Objective: In the listing below, locate the lines bearing the word "start". Copy every one of them.

Given entries:

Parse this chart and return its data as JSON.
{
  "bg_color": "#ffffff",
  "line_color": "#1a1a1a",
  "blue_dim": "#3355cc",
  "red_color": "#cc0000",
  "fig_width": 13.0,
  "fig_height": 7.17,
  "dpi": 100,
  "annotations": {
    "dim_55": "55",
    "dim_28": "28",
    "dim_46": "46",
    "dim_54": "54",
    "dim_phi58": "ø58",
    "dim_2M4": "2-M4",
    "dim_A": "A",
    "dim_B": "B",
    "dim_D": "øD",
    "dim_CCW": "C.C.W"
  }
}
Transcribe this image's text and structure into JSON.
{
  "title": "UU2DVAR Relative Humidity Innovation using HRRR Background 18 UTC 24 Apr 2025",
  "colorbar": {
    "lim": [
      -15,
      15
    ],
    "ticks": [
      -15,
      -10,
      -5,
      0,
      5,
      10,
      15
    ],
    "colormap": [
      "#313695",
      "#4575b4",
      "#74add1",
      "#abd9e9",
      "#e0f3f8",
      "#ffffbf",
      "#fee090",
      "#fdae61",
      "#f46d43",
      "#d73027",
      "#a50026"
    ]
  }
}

--

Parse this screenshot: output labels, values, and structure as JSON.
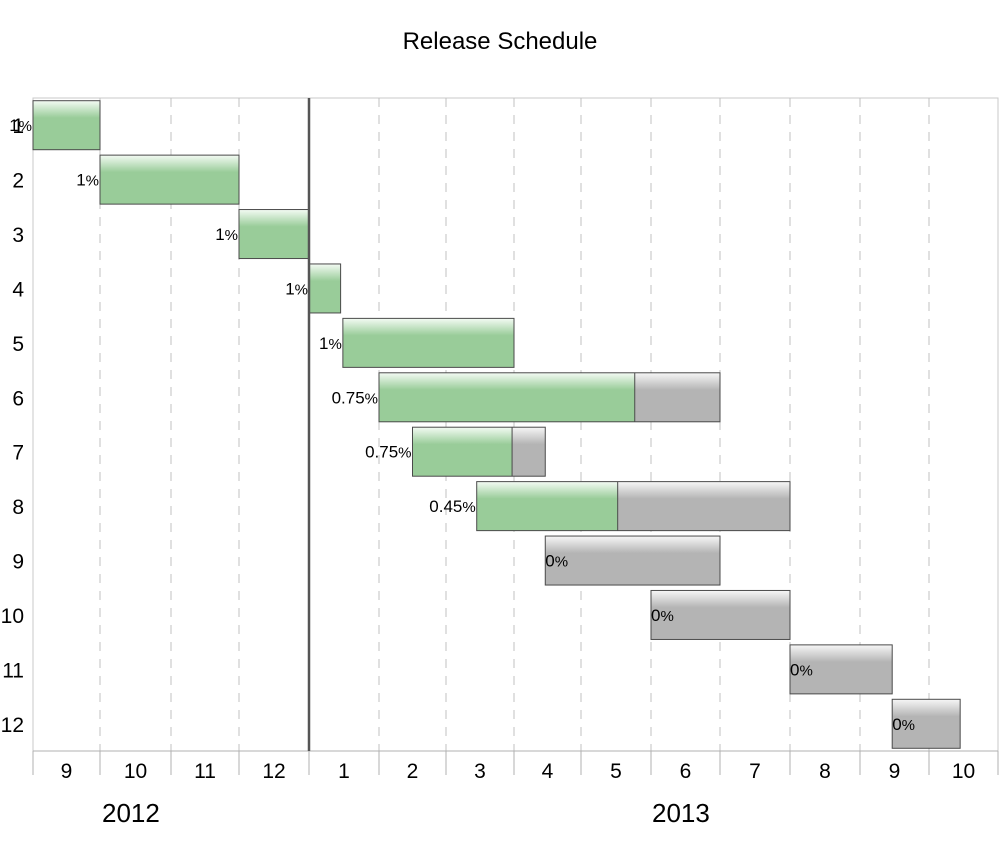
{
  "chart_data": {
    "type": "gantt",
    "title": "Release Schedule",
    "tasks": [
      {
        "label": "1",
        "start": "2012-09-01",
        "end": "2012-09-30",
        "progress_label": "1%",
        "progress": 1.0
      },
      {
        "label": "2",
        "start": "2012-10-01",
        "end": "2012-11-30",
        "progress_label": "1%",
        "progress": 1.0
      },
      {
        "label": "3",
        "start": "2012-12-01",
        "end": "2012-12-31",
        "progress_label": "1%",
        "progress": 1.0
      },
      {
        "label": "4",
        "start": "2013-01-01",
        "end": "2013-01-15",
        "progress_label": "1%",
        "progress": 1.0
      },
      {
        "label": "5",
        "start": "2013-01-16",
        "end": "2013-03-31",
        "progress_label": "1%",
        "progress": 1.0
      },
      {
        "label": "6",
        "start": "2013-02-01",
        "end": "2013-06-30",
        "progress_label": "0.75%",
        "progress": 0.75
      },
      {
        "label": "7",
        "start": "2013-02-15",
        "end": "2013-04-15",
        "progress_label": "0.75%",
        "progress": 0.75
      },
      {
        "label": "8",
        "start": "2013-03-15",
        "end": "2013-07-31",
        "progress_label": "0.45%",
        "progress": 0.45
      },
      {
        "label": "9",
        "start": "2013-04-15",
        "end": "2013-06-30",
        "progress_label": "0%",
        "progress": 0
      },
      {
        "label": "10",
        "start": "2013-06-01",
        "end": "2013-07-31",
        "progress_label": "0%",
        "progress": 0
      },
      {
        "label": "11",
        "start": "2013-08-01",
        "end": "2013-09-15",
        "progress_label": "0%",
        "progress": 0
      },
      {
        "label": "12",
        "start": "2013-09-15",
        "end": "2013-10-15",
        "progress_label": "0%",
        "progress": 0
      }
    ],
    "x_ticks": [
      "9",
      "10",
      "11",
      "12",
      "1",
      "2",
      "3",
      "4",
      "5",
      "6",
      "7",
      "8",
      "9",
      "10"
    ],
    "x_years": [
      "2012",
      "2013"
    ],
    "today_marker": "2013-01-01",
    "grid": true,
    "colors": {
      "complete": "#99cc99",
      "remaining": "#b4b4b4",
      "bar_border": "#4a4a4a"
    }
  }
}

Reply to the task:
        "start": "2012-09-01",
        "start": "2012-10-01",
        "start": "2012-12-01",
        "start": "2013-01-01",
        "start": "2013-01-16",
        "start": "2013-02-01",
        "start": "2013-02-15",
        "start": "2013-03-15",
        "start": "2013-04-15",
        "start": "2013-06-01",
        "start": "2013-08-01",
        "start": "2013-09-15",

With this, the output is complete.